— START OF PROVIDED RECORDS —

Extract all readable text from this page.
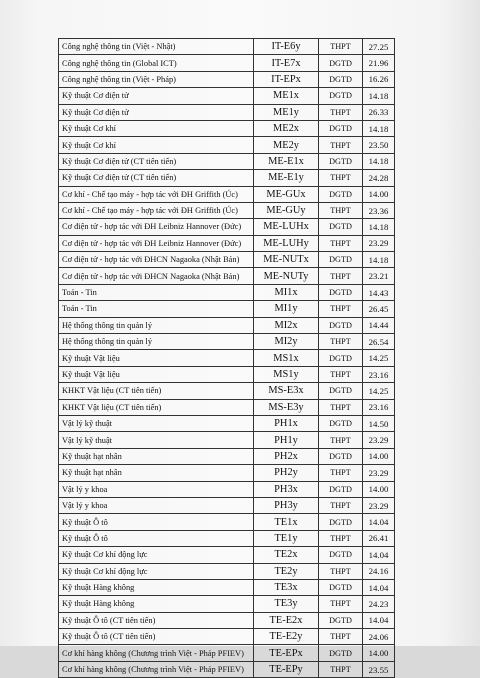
Công nghệ thông tin (Việt - Nhật)	IT-E6y	THPT	27.25
Công nghệ thông tin (Global ICT)	IT-E7x	DGTD	21.96
Công nghệ thông tin (Việt - Pháp)	IT-EPx	DGTD	16.26
Kỹ thuật Cơ điện tử	ME1x	DGTD	14.18
Kỹ thuật Cơ điện tử	ME1y	THPT	26.33
Kỹ thuật Cơ khí	ME2x	DGTD	14.18
Kỹ thuật Cơ khí	ME2y	THPT	23.50
Kỹ thuật Cơ điện tử (CT tiên tiến)	ME-E1x	DGTD	14.18
Kỹ thuật Cơ điện tử (CT tiên tiến)	ME-E1y	THPT	24.28
Cơ khí - Chế tạo máy - hợp tác với ĐH Griffith (Úc)	ME-GUx	DGTD	14.00
Cơ khí - Chế tạo máy - hợp tác với ĐH Griffith (Úc)	ME-GUy	THPT	23.36
Cơ điện tử - hợp tác với ĐH Leibniz Hannover (Đức)	ME-LUHx	DGTD	14.18
Cơ điện tử - hợp tác với ĐH Leibniz Hannover (Đức)	ME-LUHy	THPT	23.29
Cơ điện tử - hợp tác với ĐHCN Nagaoka (Nhật Bản)	ME-NUTx	DGTD	14.18
Cơ điện tử - hợp tác với ĐHCN Nagaoka (Nhật Bản)	ME-NUTy	THPT	23.21
Toán - Tin	MI1x	DGTD	14.43
Toán - Tin	MI1y	THPT	26.45
Hệ thống thông tin quản lý	MI2x	DGTD	14.44
Hệ thống thông tin quản lý	MI2y	THPT	26.54
Kỹ thuật Vật liệu	MS1x	DGTD	14.25
Kỹ thuật Vật liệu	MS1y	THPT	23.16
KHKT Vật liệu (CT tiên tiến)	MS-E3x	DGTD	14.25
KHKT Vật liệu (CT tiên tiến)	MS-E3y	THPT	23.16
Vật lý kỹ thuật	PH1x	DGTD	14.50
Vật lý kỹ thuật	PH1y	THPT	23.29
Kỹ thuật hạt nhân	PH2x	DGTD	14.00
Kỹ thuật hạt nhân	PH2y	THPT	23.29
Vật lý y khoa	PH3x	DGTD	14.00
Vật lý y khoa	PH3y	THPT	23.29
Kỹ thuật Ô tô	TE1x	DGTD	14.04
Kỹ thuật Ô tô	TE1y	THPT	26.41
Kỹ thuật Cơ khí động lực	TE2x	DGTD	14.04
Kỹ thuật Cơ khí động lực	TE2y	THPT	24.16
Kỹ thuật Hàng không	TE3x	DGTD	14.04
Kỹ thuật Hàng không	TE3y	THPT	24.23
Kỹ thuật Ô tô (CT tiên tiến)	TE-E2x	DGTD	14.04
Kỹ thuật Ô tô (CT tiên tiến)	TE-E2y	THPT	24.06
Cơ khí hàng không (Chương trình Việt - Pháp PFIEV)	TE-EPx	DGTD	14.00
Cơ khí hàng không (Chương trình Việt - Pháp PFIEV)	TE-EPy	THPT	23.55
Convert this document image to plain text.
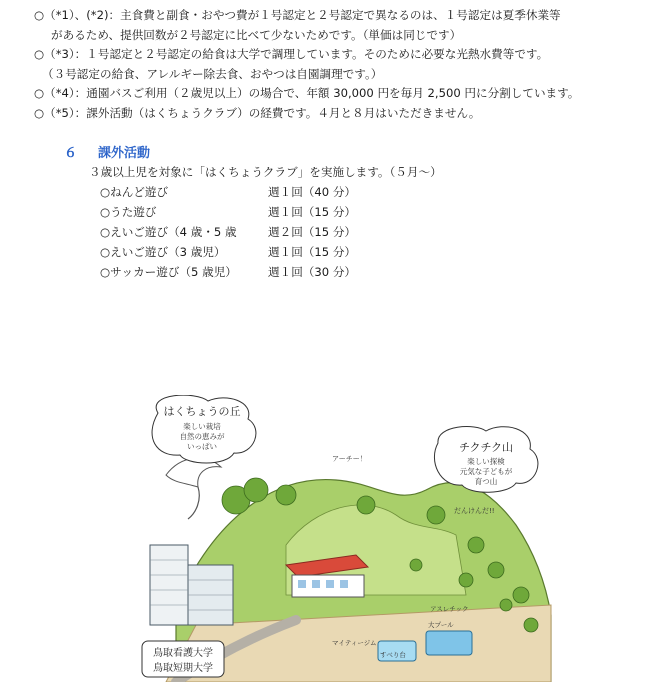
○（*1）、(*2)：主食費と副食・おやつ費が１号認定と２号認定で異なるのは、１号認定は夏季休業等
があるため、提供回数が２号認定に比べて少ないためです。（単価は同じです）
○（*3）：１号認定と２号認定の給食は大学で調理しています。そのために必要な光熱水費等です。
（３号認定の給食、アレルギー除去食、おやつは自園調理です。）
○（*4）：通園バスご利用（２歳児以上）の場合で、年額 30,000 円を毎月 2,500 円に分割しています。
○（*5）：課外活動（はくちょうクラブ）の経費です。４月と８月はいただきません。
６ 課外活動
３歳以上児を対象に「はくちょうクラブ」を実施します。（５月～）
○ねんど遊び	週１回（40 分）
○うた遊び	週１回（15 分）
○えいご遊び（4 歳・5 歳	週２回（15 分）
○えいご遊び（3 歳児）	週１回（15 分）
○サッカー遊び（5 歳児）	週１回（30 分）
はくちょうの丘
楽しい栽培
自然の恵みが
いっぱい	チクチク山
楽しい探検
元気な子どもが
育つ山
アーチー！
だんけんだ!!
アスレチック
マイティージム
大プール
すべり台
鳥取看護大学
鳥取短期大学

— END OF PROVIDED RECORDS —

WHAT IS BEING ASKED: Which lines hold the word "thống"? Show each one.

SOLUTION FOR THIS PROBLEM:
Hệ thống thông tin quản lý	MI2x	DGTD	14.44
Hệ thống thông tin quản lý	MI2y	THPT	26.54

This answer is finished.